* _Work task 1_: From the forum post about Peel, quote the passage starting with "William Bloody Swygart" and going on through "his music shows...".
* _Work task 2_: Shorten the paragraph of the forum post about Peel that begins "Still struggling to come" while keeping its main points.

* _Passage provided_:
◆ ◆ ◆ ◆ ◆ ◆ ◆

William Bloody Swygart (mrswygart), Wednesday, 27 October 2004 00:13 (twenty-one years ago)

Yes, those last three or four were from the north-east edition. I may have a few of them taped off-air still; i hope i do.

Still struggling to come to any sort of terms about this; especially as it does feel all too likely that we might have seen the end of his sort of ethos; aye, the Reithian ideal, but geared towards independent/alternative ends... it may be possible there could be a national DJ with a notably eclectic taste in records, but it'll take an awful lot of time for anyone to match the broadcasting skills of Peel, and crucially his empathy with all the listeners; he brought a lot more to the table than just a wide musical taste... his whole character was wonderfully reassuring and 'traditional' in some ways, and this, i think, helped him achieve an audience for his music shows...

Marcello is spot-on in mentioning Stanshall and Cutler, btw, in his blog tribute; he did more than any in encouraging these sort of incomparable people. Peel was good in not just going for blanket 'styles' of music, but finding people who didn't fit into 'genres' one iota.

◆ ◆ ◆ ◆ ◆ ◆ ◆

Items from a data source

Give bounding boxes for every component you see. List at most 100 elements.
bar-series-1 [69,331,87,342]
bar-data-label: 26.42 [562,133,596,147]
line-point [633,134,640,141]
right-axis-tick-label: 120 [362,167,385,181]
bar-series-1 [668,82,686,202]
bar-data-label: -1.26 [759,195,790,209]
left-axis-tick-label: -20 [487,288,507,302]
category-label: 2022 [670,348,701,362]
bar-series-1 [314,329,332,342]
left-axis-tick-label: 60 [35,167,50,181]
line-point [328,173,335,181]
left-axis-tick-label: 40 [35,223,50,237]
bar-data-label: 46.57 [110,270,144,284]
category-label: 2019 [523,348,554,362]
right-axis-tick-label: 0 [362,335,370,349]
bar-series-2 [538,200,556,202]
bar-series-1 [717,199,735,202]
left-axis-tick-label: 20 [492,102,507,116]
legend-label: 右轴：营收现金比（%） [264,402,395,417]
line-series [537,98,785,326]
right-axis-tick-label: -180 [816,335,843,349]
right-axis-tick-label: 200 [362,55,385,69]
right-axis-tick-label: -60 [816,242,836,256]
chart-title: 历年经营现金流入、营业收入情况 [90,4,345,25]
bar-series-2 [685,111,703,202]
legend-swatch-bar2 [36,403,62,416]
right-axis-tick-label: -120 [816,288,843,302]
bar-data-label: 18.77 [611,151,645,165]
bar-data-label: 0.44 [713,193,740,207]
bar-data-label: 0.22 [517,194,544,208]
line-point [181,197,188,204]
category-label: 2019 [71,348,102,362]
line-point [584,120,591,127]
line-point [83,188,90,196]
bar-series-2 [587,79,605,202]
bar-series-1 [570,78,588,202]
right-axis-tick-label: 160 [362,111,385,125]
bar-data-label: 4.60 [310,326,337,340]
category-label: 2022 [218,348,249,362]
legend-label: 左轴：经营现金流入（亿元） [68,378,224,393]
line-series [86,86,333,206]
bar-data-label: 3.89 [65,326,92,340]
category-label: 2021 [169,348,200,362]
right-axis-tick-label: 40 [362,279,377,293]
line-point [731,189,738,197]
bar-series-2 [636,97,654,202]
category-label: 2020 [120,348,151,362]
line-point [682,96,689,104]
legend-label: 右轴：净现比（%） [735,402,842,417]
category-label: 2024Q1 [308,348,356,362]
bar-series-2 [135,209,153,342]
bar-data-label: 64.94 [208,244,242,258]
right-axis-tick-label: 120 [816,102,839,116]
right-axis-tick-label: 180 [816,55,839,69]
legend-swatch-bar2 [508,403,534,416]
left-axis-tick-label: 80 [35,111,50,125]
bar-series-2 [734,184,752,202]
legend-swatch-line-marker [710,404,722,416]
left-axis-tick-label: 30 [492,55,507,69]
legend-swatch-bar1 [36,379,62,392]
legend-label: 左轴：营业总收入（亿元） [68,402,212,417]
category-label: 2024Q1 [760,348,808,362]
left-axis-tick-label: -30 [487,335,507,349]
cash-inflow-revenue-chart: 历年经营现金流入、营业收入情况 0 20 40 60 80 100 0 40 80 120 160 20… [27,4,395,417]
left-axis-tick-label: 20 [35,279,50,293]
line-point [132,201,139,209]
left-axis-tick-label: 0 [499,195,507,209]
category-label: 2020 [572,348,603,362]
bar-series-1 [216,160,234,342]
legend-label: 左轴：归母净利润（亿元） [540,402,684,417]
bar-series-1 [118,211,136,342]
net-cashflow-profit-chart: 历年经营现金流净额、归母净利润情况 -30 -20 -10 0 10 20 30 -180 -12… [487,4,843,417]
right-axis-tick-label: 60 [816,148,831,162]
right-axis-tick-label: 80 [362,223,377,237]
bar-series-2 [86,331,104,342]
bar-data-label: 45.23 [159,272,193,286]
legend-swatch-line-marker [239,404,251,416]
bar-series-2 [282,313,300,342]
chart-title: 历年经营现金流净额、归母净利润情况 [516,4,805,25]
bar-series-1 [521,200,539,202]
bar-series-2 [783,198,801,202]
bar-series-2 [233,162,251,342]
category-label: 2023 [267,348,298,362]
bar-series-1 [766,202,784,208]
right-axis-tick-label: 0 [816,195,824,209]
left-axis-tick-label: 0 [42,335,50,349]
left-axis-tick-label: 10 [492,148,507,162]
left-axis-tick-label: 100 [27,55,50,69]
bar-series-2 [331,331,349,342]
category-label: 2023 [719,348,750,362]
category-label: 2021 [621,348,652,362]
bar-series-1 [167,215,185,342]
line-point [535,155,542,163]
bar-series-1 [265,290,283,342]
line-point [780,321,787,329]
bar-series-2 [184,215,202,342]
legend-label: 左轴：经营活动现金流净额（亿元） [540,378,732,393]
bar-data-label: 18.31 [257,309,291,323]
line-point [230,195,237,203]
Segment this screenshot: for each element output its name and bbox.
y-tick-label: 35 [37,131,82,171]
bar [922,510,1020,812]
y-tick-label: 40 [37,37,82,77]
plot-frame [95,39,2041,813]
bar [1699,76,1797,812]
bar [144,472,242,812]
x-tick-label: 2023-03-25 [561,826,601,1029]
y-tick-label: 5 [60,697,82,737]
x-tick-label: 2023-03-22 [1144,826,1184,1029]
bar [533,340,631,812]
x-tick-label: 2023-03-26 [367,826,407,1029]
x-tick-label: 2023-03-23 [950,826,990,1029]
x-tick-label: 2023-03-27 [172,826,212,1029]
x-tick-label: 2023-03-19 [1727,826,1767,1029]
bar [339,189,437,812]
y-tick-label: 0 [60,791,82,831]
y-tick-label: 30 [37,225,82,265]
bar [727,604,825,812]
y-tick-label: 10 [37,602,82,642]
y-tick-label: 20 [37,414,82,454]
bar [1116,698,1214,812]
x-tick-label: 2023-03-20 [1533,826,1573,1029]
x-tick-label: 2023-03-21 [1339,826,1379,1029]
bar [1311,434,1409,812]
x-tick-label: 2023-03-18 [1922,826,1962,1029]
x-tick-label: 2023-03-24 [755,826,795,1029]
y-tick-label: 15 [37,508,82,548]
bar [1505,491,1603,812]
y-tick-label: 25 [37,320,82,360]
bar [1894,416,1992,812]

◆ ◆ ◆ ◆ ◆ ◆ ◆

* _Result 1_:
William Bloody Swygart (mrswygart), Wednesday, 27 October 2004 00:13 (twenty-one years ago)

Yes, those last three or four were from the north-east edition. I may have a few of them taped off-air still; i hope i do.

Still struggling to come to any sort of terms about this; especially as it does feel all too likely that we might have seen the end of his sort of ethos; aye, the Reithian ideal, but geared towards independent/alternative ends... it may be possible there could be a national DJ with a notably eclectic taste in records, but it'll take an awful lot of time for anyone to match the broadcasting skills of Peel, and crucially his empathy with all the listeners; he brought a lot more to the table than just a wide musical taste... his whole character was wonderfully reassuring and 'traditional' in some ways, and this, i think, helped him achieve an audience for his music shows...

* _Result 2_: The writer is still struggling to come to terms with the loss and fears that Peel's kind of ethos may be gone: the Reithian ideal, but aimed at independent and alternative ends. A national DJ with eclectic taste may appear. Still, it will take a long time for anyone to match Peel's broadcasting skills and his empathy with listeners. He offered more than wide musical taste. His reassuring and in some ways "traditional" character helped him win an audience for his music shows.